### WHAT IS EXPECTED
Locate and copy each line in the data that contains the word "active".
[Start]
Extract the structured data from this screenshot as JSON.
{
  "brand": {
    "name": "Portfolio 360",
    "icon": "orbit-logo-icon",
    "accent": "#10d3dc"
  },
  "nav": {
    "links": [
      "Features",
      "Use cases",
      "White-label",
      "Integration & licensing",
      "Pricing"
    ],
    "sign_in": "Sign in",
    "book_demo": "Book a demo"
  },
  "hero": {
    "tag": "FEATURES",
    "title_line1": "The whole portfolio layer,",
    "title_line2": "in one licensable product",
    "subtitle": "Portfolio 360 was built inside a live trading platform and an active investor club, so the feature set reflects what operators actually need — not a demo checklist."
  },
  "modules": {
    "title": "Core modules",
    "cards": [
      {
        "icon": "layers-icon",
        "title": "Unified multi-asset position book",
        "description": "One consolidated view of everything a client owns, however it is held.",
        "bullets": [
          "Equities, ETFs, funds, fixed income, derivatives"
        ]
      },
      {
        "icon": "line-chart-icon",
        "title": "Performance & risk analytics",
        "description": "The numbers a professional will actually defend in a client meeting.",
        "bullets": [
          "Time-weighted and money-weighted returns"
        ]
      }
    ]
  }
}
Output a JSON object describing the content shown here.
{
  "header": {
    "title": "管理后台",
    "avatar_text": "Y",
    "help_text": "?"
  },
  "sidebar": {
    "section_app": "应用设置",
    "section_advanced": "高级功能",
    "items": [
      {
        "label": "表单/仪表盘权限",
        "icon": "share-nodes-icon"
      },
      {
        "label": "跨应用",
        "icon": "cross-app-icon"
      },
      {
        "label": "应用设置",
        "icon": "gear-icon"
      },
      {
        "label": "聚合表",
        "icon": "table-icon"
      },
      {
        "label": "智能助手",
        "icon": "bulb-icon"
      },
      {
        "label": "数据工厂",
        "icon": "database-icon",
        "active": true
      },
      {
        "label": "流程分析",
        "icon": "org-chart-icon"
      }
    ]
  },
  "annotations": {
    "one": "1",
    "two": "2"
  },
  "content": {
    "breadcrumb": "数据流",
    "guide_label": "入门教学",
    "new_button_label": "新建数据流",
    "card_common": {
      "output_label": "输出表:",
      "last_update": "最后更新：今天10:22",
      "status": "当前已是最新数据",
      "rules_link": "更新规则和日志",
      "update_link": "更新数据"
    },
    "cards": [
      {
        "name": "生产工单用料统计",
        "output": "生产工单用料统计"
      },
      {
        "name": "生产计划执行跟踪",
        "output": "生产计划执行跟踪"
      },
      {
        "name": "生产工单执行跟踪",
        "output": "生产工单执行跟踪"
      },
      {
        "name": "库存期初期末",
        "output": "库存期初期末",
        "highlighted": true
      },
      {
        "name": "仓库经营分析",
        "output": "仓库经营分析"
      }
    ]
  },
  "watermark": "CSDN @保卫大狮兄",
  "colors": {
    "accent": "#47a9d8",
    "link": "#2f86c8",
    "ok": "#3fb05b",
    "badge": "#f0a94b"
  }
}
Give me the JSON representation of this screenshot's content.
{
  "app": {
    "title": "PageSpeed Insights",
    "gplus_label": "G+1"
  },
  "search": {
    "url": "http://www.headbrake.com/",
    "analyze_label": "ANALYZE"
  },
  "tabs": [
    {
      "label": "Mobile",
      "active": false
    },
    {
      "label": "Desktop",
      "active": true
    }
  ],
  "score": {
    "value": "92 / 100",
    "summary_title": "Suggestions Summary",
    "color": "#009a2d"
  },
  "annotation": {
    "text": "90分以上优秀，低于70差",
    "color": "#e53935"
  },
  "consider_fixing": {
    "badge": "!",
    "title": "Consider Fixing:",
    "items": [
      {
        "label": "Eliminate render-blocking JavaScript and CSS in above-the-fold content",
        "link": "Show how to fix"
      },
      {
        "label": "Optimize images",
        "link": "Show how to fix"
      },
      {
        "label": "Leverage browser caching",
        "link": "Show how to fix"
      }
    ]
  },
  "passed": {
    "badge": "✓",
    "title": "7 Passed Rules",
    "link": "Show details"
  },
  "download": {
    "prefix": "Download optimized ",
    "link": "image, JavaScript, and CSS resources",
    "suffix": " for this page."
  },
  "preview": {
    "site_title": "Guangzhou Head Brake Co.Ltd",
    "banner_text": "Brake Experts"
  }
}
[End]
### WORKED SOLUTION
    "subtitle": "Portfolio 360 was built inside a live trading platform and an active investor club, so the feature set reflects what operators actually need — not a demo checklist."
        "active": true
      "active": false
      "active": true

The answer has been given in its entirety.